[ENTRIES]:
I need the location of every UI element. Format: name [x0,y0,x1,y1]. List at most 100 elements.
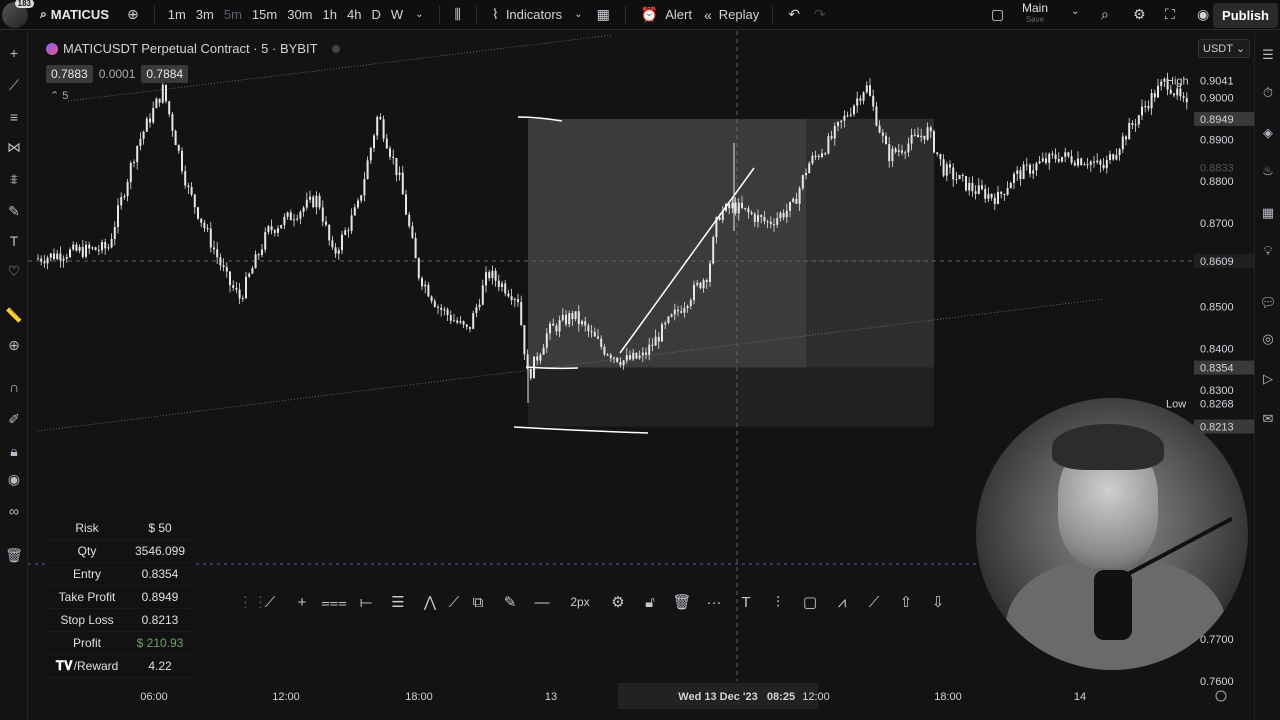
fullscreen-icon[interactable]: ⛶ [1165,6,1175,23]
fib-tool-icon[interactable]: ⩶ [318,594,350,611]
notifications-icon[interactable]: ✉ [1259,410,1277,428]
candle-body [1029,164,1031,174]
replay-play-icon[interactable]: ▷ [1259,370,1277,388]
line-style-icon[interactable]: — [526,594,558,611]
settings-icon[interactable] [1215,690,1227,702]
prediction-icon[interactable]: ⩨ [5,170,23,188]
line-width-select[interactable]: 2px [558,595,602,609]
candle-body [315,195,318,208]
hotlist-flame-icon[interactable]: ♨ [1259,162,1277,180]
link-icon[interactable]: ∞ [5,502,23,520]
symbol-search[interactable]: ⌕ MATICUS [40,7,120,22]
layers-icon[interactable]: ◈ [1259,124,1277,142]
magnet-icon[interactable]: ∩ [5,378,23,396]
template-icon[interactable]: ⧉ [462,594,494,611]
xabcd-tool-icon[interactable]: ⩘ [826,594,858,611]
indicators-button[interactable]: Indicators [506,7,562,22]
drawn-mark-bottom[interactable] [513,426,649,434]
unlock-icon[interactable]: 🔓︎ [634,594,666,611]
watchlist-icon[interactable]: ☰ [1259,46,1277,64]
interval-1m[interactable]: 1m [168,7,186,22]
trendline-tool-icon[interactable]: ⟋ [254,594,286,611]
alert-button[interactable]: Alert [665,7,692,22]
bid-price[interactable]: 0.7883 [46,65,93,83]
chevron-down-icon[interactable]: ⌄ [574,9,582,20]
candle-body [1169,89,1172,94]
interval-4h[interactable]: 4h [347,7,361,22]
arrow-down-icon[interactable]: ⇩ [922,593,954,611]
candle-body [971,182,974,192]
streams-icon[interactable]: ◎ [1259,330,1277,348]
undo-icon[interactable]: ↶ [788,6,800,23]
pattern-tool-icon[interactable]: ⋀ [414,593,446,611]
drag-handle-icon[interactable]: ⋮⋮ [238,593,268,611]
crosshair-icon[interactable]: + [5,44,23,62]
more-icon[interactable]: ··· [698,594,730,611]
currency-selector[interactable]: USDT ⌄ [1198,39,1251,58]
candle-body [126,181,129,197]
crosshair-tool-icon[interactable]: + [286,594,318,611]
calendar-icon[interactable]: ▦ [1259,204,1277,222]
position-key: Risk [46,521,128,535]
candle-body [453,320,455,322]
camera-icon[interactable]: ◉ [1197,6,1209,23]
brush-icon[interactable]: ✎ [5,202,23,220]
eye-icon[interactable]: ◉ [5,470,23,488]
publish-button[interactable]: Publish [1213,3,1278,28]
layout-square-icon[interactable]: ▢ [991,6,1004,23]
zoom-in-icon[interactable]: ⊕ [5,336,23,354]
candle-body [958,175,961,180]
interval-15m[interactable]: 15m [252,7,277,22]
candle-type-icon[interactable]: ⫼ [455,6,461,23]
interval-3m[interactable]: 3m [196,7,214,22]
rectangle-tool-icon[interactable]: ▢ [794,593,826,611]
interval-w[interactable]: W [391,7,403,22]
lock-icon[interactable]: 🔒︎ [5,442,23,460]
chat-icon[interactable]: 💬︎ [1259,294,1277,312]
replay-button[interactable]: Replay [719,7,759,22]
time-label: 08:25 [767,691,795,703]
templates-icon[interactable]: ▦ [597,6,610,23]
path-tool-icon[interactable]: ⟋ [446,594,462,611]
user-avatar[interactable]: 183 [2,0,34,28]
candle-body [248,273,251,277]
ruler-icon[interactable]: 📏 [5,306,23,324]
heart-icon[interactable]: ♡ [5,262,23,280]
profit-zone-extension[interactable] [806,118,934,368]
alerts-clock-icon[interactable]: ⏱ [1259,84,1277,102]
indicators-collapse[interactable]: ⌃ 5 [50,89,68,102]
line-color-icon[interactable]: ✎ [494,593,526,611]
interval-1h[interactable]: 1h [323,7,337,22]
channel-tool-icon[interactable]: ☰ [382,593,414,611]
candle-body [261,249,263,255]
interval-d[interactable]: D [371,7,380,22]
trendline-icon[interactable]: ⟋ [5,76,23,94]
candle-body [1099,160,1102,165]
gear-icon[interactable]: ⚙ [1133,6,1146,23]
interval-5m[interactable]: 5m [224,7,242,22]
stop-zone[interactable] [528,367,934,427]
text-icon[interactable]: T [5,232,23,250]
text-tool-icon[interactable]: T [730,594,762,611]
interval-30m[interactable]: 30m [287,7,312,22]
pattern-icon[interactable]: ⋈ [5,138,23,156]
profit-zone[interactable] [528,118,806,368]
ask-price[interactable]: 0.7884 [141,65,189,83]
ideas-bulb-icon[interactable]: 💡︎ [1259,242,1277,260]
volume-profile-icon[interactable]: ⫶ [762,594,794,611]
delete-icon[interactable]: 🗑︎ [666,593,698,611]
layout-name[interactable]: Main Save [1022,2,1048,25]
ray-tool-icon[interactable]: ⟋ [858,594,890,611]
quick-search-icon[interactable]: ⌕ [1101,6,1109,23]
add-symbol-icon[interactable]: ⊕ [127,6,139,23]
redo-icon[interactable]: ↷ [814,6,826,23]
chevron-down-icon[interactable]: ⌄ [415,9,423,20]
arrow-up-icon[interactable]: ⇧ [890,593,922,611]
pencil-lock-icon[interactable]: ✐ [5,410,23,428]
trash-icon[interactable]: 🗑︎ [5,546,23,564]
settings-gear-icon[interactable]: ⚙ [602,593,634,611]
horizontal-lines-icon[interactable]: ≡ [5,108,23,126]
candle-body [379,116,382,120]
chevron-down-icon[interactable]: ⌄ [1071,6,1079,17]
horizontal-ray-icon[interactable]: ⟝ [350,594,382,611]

[GIVEN TASK]: Rewrite the stretch of lines above from the one containing "fullscreen-icon[interactable]: ⛶ [1165,6,1175,23]" through the one containing "replay-play-icon[interactable]: ▷ [1259,370,1277,388]" as a JSON list of strings, one string per line, omitting any blank lines.

[ANSWER TO THE TASK]:
[
  "fullscreen-icon[interactable]: ⛶ [1165,6,1175,23]",
  "fib-tool-icon[interactable]: ⩶ [318,594,350,611]",
  "notifications-icon[interactable]: ✉ [1259,410,1277,428]",
  "candle-body [1029,164,1031,174]",
  "replay-play-icon[interactable]: ▷ [1259,370,1277,388]"
]